* _Do this_: Wherever the word "marker" appears in a line, copy that line.

[Part of a data file]
━━━━━━━━━━━━━━━━
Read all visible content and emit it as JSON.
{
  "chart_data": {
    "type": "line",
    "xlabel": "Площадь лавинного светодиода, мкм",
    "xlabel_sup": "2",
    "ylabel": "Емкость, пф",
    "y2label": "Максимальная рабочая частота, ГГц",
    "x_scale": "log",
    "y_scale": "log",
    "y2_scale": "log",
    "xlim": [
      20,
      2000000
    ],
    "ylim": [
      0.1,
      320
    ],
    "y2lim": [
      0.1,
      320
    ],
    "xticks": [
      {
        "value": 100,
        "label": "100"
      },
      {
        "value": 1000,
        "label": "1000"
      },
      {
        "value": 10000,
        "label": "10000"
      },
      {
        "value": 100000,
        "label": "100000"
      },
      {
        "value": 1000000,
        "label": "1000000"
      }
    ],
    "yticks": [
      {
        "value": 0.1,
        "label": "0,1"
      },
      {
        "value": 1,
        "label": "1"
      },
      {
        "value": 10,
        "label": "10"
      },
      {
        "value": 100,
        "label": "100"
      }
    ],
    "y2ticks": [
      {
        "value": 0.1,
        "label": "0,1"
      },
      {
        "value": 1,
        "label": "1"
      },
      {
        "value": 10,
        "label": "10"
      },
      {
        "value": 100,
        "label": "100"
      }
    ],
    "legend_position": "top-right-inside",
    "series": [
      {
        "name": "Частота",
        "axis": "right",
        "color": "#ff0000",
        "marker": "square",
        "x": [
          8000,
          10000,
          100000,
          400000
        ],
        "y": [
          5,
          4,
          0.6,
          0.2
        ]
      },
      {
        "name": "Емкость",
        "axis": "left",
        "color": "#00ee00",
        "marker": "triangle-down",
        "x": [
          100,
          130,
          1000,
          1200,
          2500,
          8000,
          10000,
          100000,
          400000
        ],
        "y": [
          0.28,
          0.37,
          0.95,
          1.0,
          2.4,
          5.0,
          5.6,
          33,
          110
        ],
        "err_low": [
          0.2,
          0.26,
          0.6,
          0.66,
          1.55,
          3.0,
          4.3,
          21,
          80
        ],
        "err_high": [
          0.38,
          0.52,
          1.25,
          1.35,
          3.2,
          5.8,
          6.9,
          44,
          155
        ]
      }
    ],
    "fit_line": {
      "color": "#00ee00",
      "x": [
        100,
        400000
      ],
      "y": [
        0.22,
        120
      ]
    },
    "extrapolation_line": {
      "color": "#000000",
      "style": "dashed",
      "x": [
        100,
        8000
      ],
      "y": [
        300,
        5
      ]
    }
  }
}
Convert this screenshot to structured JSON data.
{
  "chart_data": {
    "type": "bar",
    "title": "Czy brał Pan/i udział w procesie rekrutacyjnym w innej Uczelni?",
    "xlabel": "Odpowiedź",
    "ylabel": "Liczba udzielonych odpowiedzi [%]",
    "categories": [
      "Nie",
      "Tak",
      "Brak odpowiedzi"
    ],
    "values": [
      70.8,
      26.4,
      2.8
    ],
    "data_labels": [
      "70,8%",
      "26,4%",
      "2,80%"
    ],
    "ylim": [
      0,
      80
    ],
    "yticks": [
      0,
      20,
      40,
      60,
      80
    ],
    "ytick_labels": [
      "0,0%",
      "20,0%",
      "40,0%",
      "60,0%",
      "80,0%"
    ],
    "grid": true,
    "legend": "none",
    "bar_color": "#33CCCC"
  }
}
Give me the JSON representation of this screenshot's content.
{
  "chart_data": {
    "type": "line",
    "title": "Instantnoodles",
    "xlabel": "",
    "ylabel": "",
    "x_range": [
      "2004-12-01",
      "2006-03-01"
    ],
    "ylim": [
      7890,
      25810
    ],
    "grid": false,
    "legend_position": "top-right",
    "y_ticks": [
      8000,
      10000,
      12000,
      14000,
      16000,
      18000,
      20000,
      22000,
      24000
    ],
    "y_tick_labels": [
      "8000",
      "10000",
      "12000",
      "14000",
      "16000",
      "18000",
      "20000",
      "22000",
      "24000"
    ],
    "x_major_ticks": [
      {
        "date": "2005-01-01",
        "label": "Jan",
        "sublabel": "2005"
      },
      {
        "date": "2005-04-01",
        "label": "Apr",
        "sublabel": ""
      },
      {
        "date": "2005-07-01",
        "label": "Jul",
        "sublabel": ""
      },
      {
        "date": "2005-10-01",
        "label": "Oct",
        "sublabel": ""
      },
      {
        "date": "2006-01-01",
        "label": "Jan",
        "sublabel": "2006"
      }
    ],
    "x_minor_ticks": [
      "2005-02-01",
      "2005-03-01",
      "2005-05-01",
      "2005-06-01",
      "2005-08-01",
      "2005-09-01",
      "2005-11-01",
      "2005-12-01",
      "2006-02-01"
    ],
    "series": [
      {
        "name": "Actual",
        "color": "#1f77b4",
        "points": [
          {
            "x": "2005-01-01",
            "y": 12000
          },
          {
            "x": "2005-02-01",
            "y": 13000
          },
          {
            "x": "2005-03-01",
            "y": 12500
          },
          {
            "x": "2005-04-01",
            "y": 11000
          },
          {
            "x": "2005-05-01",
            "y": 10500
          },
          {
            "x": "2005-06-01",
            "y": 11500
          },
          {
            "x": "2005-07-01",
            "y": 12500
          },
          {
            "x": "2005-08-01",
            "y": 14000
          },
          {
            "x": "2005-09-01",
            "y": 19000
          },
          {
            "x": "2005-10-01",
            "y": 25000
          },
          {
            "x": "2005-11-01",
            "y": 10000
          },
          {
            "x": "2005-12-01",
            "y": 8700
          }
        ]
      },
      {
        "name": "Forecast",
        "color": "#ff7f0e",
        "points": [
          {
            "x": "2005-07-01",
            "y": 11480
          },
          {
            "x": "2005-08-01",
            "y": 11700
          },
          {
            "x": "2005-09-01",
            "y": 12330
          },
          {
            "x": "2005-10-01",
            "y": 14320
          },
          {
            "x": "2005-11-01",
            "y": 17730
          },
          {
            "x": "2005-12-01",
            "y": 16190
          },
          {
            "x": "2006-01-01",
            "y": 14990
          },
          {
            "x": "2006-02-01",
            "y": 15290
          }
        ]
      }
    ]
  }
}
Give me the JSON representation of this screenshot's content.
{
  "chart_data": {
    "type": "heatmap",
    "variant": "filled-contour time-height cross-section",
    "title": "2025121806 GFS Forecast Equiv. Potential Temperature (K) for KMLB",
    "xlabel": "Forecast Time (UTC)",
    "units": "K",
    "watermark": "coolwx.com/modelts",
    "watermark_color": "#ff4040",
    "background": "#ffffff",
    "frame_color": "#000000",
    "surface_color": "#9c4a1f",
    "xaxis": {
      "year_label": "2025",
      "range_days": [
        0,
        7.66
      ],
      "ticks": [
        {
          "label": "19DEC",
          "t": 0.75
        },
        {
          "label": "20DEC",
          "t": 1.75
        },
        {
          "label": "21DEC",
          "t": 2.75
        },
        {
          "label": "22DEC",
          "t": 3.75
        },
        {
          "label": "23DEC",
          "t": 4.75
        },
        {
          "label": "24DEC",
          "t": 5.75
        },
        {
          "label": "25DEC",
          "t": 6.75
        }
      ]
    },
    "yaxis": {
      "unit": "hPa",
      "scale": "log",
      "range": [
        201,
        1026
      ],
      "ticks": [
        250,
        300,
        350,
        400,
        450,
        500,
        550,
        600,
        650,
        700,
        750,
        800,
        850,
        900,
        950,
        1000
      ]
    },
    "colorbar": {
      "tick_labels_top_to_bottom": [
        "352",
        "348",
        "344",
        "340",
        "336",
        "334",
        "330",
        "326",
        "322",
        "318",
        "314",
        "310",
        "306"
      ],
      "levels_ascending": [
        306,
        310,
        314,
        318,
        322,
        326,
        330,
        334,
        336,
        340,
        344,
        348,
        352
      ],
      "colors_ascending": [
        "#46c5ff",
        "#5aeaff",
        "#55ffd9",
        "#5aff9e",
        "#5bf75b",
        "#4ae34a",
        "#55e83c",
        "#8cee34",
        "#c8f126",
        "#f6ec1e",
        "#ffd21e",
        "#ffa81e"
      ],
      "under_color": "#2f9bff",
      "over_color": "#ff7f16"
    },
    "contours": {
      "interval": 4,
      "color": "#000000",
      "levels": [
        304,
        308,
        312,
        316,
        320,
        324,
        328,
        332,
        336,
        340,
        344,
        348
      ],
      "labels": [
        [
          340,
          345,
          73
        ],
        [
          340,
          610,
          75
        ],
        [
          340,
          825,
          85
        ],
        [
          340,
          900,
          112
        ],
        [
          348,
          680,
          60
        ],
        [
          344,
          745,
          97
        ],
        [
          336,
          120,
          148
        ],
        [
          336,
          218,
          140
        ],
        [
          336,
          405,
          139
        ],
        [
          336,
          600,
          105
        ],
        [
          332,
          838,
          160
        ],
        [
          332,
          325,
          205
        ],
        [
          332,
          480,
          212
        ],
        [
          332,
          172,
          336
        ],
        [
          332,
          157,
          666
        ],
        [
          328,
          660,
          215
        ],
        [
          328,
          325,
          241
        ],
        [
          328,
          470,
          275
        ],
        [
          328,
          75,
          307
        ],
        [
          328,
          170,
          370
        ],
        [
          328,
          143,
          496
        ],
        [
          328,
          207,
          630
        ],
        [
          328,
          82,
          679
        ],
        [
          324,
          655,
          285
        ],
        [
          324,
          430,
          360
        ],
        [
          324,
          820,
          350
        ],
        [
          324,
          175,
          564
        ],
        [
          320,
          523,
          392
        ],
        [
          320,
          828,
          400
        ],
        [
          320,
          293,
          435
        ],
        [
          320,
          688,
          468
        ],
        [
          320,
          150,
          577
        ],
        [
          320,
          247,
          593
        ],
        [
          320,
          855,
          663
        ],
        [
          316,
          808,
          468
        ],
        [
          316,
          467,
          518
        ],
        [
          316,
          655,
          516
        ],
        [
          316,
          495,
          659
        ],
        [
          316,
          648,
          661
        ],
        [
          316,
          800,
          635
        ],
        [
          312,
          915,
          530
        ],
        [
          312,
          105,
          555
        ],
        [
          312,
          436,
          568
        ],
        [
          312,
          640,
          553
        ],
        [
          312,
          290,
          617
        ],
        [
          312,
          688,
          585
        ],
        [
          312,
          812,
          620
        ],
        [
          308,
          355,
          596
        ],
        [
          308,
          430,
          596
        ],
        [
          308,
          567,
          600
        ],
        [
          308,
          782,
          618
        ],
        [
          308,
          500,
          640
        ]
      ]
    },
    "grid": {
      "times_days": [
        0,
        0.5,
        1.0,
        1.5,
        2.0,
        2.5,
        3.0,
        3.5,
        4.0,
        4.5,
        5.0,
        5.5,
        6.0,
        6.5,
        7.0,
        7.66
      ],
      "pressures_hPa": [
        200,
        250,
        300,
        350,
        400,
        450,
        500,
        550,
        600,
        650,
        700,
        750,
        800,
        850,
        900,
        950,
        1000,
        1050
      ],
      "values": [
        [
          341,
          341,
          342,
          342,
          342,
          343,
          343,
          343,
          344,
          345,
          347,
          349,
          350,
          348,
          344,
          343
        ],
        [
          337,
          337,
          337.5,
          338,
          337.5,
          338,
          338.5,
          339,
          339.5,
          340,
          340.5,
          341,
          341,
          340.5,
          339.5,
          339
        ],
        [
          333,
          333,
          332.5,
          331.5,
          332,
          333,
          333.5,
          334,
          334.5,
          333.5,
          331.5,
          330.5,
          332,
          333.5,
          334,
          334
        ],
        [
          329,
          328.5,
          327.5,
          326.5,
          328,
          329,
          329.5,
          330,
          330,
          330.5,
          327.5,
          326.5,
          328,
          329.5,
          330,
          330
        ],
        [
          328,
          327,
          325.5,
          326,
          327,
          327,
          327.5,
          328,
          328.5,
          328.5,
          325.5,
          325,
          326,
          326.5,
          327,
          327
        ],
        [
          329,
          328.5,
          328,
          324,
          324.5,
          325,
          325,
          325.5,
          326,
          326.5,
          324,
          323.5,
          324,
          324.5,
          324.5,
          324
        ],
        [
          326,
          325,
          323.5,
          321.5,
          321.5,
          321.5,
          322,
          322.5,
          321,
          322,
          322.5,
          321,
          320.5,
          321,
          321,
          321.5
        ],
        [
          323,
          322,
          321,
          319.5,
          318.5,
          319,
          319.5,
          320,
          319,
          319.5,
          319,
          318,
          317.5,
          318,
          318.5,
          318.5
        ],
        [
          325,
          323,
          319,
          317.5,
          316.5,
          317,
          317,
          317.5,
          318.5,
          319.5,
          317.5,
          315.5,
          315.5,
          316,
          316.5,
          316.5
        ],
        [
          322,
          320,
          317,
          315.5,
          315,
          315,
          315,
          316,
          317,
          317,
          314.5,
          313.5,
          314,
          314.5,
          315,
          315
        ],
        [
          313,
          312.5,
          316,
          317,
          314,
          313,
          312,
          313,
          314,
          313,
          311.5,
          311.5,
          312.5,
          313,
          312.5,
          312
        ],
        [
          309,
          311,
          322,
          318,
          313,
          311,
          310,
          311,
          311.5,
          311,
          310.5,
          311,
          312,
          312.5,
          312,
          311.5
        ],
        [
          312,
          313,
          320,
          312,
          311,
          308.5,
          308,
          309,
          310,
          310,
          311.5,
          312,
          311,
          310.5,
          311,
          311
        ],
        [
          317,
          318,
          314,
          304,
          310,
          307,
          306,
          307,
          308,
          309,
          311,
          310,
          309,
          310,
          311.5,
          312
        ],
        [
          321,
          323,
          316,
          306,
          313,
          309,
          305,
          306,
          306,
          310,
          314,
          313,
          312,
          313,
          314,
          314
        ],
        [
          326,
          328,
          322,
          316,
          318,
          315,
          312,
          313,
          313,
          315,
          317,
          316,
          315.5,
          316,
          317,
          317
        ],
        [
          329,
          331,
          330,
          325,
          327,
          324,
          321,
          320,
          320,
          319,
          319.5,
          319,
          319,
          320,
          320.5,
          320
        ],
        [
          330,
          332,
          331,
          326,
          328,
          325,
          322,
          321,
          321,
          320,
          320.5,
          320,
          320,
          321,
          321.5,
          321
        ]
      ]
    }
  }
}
━━━━━━━━━━━━━━━━
* _Response for this exercise_:
        "marker": "square",
        "marker": "triangle-down",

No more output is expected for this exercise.